#### [SELECTED EXTRACT]
--- start ---

In Europe, the wind down of Chevrolet Europe is ahead of schedule and costs are below expectations. Meanwhile the recovery of the Opel/Vauxhall brand continued. Opel/Vauxhall sales increased 3% in the quarter and 4% in the first half. Our share was up in 11 European markets in the first half including Germany, which here rose three tenths of a point to 7%. In June alone, our share in Germany reached 7.6% which is almost up a full point versus a year ago. New products have made a big difference. For example, the Mokka was the best selling SUV in the first six months of the year in Germany.
All of this keeps us on-track to be profitable mid-decade. We are also targeting European market share of 8% and EBIT adjusted margins in the 5% range by 2022. GM South America meanwhile continues to be very challenging with volumes under pressure across the region. But our core underlying performance in the region is improving. Finally GM Financial continues to execute its growth strategy in order to support increased GM vehicle sales. For example the acquisition of Ally Financial European and Latin American businesses in 2013 as well as GMF’s growth in the North America lease market helped increase their share of GM financing activity from 13% to 20% compared to a year ago.
This trend should continue as GMF expands their prime retail loan program in the United States starting in the second half. The next step for GMF is to complete the acquisition of Ally’s joint venture in China, which we expect to close subject to certain regulatory and other approvals late 2014 or as soon as possible thereafter.
Let’s turn now to Slide 4, which discusses our recall activity in the quarter. Let me begin by stating that my total focus is to make GM the best automotive company for our customers as it relates to the safety, quality, reliability and overall value. We are not going to be satisfied by simply solving our current problems. We are completely aimed at being industry leaders. By now, all of you are familiar with the findings of the Valukas’ report which was presented to our Board of Directors in June and then shared with NHTSA and other government agencies.
I have fully embraced the report and pledge to act on all of the recommendations. Importantly a great many were acted on before the report was even released. Actions that we have taken include elevating safety decision making to the highest levels of the company. Creating a new position, the Vice President of Global Safety, that’s Jeff Boyer and he has full access to me and has regular reporting out to our senior leadership team as well as the Board.
We also reorganized vehicle engineering and created the new product integrity organization which I am confident will improve quality safety and the functional performance of our vehicles through a better design, execution and systems integration. We also removed 15 employees from the Company, some for misconduct or incompetence, others because they simply don’t take responsibility or act with a sense of urgency.

--- end ---

#### [TASK SET]
A: Translate this sentence from the earnings call excerpt into Spanish: "GM South America meanwhile continues to be very challenging with volumes under pressure across the region."
B: Decide whether each statement agrees with the earnings call excerpt. Answer yes or no and quote the words that decide it. (i) Opel/Vauxhall sales rose 4% in the first half. (ii) The wind down of Chevrolet Europe is behind schedule. (iii) Fifteen employees were removed from the Company.

#### [LISTING]
--- start ---

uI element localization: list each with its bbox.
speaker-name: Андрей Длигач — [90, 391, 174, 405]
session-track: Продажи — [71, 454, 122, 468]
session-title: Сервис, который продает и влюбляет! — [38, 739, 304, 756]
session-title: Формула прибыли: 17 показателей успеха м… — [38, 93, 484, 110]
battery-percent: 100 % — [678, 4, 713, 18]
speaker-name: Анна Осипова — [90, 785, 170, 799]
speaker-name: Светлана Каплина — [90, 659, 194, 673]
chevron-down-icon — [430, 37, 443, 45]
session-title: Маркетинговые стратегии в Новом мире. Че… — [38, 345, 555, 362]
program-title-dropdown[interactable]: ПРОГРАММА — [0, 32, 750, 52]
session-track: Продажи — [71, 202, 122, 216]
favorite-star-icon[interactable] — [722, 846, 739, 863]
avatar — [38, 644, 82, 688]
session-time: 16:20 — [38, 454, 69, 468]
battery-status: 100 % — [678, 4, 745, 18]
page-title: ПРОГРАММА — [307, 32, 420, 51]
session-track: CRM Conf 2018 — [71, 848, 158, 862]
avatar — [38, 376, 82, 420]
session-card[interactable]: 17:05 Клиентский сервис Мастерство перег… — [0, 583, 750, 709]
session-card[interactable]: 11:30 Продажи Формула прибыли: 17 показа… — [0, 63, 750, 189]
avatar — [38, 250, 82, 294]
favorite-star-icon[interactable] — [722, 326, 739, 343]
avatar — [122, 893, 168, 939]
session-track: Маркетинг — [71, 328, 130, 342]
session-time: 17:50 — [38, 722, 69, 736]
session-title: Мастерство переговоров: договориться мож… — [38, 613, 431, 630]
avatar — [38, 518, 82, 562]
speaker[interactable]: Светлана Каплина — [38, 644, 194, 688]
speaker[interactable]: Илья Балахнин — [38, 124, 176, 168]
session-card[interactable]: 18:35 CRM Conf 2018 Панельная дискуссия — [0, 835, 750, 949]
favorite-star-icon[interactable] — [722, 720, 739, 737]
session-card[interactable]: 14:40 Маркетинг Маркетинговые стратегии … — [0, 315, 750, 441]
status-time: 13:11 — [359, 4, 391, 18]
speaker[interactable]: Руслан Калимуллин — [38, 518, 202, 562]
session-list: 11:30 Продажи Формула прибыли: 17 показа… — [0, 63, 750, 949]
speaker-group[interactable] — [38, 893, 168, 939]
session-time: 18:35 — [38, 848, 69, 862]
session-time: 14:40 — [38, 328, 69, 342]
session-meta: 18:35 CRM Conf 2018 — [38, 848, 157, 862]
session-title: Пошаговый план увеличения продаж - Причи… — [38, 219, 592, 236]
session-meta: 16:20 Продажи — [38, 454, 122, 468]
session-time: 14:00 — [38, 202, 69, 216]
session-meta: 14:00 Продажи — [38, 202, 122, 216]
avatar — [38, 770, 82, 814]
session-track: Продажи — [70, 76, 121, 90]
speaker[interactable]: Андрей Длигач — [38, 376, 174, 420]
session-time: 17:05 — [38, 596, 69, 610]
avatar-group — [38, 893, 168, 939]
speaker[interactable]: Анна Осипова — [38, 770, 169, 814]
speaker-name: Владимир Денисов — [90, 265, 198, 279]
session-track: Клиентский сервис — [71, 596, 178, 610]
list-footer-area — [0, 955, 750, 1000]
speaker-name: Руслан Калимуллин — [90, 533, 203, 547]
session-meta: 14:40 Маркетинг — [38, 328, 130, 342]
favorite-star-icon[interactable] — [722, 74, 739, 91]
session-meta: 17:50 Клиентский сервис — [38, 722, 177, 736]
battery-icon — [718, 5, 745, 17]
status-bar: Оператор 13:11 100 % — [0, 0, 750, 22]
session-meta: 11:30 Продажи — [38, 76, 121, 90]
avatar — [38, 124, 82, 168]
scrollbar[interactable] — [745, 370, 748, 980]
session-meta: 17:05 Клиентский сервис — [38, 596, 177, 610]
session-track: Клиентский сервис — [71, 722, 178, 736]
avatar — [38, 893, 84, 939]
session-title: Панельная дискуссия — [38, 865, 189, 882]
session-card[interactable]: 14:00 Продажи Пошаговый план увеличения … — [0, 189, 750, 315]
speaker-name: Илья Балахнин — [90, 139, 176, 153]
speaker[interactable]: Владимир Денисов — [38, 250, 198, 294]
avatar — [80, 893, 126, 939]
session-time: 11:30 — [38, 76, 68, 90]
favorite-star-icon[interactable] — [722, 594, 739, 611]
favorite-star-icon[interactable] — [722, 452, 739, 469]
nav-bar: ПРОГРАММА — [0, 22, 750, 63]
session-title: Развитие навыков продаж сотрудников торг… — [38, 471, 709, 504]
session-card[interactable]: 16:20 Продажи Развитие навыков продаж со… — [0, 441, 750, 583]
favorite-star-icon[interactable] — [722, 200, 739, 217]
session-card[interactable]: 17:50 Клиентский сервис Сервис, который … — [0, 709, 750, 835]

--- end ---

#### [RESULTS IN ORDER]
A: Mientras tanto, GM Sudamérica sigue siendo muy difícil, con volúmenes bajo presión en toda la región.

B:
(i) Yes: "Opel/Vauxhall sales increased 3% in the quarter and 4% in the first half."
(ii) No: "the wind down of Chevrolet Europe is ahead of schedule"
(iii) Yes: "We also removed 15 employees from the Company"